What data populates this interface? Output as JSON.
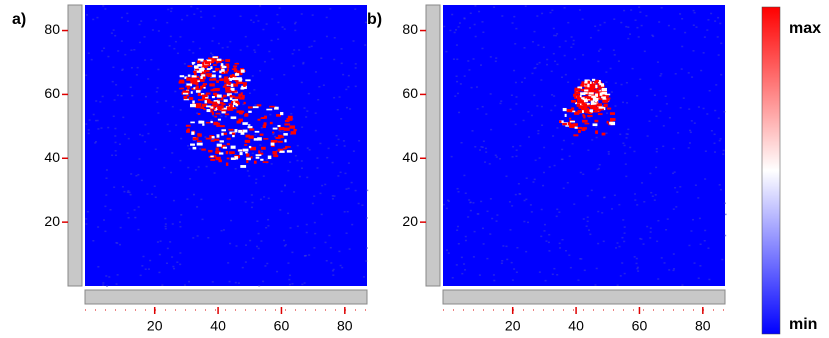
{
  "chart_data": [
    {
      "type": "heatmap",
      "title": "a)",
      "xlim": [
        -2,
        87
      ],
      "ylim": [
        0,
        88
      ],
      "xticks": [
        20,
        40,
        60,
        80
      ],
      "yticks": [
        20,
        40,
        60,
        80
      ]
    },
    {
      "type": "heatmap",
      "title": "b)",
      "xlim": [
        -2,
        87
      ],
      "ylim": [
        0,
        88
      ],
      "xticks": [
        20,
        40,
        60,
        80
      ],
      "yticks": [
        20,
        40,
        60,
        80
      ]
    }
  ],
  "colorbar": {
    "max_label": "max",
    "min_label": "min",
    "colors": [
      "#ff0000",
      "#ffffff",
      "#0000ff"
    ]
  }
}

▬▬▬▬▬▬▬▬▬▬

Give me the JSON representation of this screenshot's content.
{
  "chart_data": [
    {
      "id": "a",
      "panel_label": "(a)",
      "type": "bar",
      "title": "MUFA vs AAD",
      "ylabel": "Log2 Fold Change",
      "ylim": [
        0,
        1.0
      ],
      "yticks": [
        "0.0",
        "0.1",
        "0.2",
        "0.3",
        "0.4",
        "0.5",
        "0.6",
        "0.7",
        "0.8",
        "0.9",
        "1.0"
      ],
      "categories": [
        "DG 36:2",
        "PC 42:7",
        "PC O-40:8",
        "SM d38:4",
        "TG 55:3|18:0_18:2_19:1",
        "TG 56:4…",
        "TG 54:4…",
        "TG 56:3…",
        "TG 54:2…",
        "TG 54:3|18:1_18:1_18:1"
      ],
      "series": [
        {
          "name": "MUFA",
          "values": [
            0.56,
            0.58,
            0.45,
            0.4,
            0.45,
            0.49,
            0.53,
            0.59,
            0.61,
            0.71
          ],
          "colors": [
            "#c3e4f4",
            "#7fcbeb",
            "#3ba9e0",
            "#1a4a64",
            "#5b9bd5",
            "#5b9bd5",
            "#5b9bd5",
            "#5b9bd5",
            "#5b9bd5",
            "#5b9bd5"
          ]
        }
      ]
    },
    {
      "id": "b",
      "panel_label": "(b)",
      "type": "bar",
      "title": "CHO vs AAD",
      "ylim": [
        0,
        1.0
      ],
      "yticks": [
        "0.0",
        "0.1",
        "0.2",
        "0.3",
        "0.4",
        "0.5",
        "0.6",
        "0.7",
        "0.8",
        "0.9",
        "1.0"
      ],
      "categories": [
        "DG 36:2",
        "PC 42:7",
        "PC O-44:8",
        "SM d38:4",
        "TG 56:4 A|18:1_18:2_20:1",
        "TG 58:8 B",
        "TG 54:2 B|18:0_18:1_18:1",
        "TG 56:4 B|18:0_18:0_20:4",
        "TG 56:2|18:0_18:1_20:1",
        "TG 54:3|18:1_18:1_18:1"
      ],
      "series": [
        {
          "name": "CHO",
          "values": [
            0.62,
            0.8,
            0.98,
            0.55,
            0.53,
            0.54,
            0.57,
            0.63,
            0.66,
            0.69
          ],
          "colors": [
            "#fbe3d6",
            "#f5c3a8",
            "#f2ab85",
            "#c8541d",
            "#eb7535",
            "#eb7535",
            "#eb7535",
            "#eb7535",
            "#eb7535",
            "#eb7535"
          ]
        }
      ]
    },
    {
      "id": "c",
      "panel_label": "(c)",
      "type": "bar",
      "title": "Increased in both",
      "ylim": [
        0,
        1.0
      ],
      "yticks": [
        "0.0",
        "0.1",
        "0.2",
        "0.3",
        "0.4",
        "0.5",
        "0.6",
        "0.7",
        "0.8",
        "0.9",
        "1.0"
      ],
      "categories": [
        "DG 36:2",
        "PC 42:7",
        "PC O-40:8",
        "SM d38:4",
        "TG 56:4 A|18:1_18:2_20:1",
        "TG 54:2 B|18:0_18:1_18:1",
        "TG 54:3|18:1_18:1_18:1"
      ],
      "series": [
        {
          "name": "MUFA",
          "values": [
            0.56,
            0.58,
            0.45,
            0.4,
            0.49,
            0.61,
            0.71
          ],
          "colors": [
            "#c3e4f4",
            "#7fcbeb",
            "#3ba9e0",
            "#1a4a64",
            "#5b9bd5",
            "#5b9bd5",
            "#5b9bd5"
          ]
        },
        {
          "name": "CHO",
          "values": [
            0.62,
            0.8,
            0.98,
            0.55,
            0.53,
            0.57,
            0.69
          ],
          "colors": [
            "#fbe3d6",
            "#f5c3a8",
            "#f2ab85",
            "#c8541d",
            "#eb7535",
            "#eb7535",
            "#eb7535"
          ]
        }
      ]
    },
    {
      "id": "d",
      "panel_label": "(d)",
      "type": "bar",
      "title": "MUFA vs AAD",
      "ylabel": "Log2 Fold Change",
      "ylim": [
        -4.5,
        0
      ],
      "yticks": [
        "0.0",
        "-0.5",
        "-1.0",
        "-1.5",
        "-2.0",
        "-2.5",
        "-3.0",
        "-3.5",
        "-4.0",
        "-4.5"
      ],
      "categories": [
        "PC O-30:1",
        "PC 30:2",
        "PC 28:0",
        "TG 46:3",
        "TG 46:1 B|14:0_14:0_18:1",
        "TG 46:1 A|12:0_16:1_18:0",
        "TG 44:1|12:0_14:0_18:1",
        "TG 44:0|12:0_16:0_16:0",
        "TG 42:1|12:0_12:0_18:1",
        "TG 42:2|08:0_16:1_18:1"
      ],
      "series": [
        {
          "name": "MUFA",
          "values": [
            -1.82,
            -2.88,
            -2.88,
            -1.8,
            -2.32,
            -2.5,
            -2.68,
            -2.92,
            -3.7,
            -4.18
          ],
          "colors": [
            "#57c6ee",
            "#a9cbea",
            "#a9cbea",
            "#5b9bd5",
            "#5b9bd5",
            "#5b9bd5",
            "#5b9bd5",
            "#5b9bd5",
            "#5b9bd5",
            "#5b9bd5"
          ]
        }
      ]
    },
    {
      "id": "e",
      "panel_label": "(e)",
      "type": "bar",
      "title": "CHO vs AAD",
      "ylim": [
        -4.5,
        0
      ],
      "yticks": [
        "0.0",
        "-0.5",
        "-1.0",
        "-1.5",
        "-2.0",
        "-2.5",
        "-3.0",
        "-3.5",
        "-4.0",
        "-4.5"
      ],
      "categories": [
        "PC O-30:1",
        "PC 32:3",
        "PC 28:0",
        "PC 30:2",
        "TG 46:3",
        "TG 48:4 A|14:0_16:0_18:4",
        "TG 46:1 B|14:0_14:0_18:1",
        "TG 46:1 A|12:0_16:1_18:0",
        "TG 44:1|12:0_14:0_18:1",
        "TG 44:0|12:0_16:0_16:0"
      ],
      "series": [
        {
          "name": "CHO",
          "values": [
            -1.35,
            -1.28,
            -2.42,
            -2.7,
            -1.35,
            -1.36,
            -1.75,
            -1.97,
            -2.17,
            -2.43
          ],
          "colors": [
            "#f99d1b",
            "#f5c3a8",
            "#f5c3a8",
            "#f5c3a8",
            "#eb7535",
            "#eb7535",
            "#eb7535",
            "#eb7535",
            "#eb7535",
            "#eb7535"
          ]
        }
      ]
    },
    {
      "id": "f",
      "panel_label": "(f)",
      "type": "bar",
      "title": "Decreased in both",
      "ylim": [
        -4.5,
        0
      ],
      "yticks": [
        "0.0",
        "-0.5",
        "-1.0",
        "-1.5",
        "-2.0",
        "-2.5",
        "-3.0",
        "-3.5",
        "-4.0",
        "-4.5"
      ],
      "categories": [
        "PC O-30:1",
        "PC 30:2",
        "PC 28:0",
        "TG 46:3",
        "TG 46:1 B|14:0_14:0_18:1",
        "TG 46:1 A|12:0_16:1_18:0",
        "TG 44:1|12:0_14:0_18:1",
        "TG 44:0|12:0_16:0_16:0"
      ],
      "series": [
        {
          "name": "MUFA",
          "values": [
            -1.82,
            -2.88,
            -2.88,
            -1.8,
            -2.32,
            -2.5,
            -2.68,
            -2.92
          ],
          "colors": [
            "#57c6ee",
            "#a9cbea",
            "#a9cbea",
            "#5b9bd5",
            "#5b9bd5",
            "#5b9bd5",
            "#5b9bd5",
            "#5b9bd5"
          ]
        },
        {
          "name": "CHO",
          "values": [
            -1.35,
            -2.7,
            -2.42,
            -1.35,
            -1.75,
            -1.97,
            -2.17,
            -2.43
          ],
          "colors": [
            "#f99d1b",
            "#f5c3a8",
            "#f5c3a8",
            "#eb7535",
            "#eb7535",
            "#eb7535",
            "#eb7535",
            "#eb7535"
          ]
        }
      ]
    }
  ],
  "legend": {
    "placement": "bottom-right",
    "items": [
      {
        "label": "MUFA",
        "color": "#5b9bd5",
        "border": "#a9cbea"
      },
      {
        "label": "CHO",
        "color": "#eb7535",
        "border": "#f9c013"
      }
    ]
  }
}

▬▬▬▬▬▬▬▬▬▬

What is asked: In the lines above, locate the string "title". Copy every line where it occurs.

Correct result:
      "title": "a)",
      "title": "b)",
      "title": "MUFA vs AAD",
      "title": "CHO vs AAD",
      "title": "Increased in both",
      "title": "MUFA vs AAD",
      "title": "CHO vs AAD",
      "title": "Decreased in both",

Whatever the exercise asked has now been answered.